--- START OF DATA FOR PROCESSING ---

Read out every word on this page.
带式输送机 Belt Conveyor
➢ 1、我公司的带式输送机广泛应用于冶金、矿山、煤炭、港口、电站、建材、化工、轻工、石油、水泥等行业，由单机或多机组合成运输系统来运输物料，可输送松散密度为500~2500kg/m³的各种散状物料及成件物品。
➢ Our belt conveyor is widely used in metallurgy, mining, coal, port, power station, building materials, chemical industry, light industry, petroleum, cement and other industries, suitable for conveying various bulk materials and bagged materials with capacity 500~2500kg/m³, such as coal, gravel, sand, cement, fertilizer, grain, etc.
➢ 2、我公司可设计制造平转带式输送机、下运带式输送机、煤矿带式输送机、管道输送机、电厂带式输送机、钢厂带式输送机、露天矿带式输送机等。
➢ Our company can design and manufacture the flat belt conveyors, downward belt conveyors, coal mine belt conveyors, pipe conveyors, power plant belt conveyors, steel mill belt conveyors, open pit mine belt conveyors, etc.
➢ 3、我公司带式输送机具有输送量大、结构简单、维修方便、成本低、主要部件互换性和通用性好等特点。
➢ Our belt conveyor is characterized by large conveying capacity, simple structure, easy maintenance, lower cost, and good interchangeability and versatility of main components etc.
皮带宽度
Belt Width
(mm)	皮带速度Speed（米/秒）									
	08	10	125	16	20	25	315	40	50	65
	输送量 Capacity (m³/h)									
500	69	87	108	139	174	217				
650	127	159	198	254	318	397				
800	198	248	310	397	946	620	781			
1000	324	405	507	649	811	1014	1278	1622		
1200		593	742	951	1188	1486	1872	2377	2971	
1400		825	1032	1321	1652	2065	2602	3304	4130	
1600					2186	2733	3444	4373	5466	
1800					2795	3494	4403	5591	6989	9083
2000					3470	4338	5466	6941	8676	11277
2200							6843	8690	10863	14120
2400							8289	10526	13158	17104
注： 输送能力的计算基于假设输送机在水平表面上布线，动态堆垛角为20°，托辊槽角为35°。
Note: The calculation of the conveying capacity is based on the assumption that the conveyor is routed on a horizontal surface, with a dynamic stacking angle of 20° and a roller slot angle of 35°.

--- END OF DATA FOR PROCESSING ---

Write the data out again in full and exactly.

Read out every word on this page.
带式输送机 Belt Conveyor
➢ 1、我公司的带式输送机广泛应用于冶金、矿山、煤炭、港口、电站、建材、化工、轻工、石油、水泥等行业，由单机或多机组合成运输系统来运输物料，可输送松散密度为500~2500kg/m³的各种散状物料及成件物品。
➢ Our belt conveyor is widely used in metallurgy, mining, coal, port, power station, building materials, chemical industry, light industry, petroleum, cement and other industries, suitable for conveying various bulk materials and bagged materials with capacity 500~2500kg/m³, such as coal, gravel, sand, cement, fertilizer, grain, etc.
➢ 2、我公司可设计制造平转带式输送机、下运带式输送机、煤矿带式输送机、管道输送机、电厂带式输送机、钢厂带式输送机、露天矿带式输送机等。
➢ Our company can design and manufacture the flat belt conveyors, downward belt conveyors, coal mine belt conveyors, pipe conveyors, power plant belt conveyors, steel mill belt conveyors, open pit mine belt conveyors, etc.
➢ 3、我公司带式输送机具有输送量大、结构简单、维修方便、成本低、主要部件互换性和通用性好等特点。
➢ Our belt conveyor is characterized by large conveying capacity, simple structure, easy maintenance, lower cost, and good interchangeability and versatility of main components etc.
皮带宽度
Belt Width
(mm)	皮带速度Speed（米/秒）									
	08	10	125	16	20	25	315	40	50	65
	输送量 Capacity (m³/h)									
500	69	87	108	139	174	217				
650	127	159	198	254	318	397				
800	198	248	310	397	946	620	781			
1000	324	405	507	649	811	1014	1278	1622		
1200		593	742	951	1188	1486	1872	2377	2971	
1400		825	1032	1321	1652	2065	2602	3304	4130	
1600					2186	2733	3444	4373	5466	
1800					2795	3494	4403	5591	6989	9083
2000					3470	4338	5466	6941	8676	11277
2200							6843	8690	10863	14120
2400							8289	10526	13158	17104
注： 输送能力的计算基于假设输送机在水平表面上布线，动态堆垛角为20°，托辊槽角为35°。
Note: The calculation of the conveying capacity is based on the assumption that the conveyor is routed on a horizontal surface, with a dynamic stacking angle of 20° and a roller slot angle of 35°.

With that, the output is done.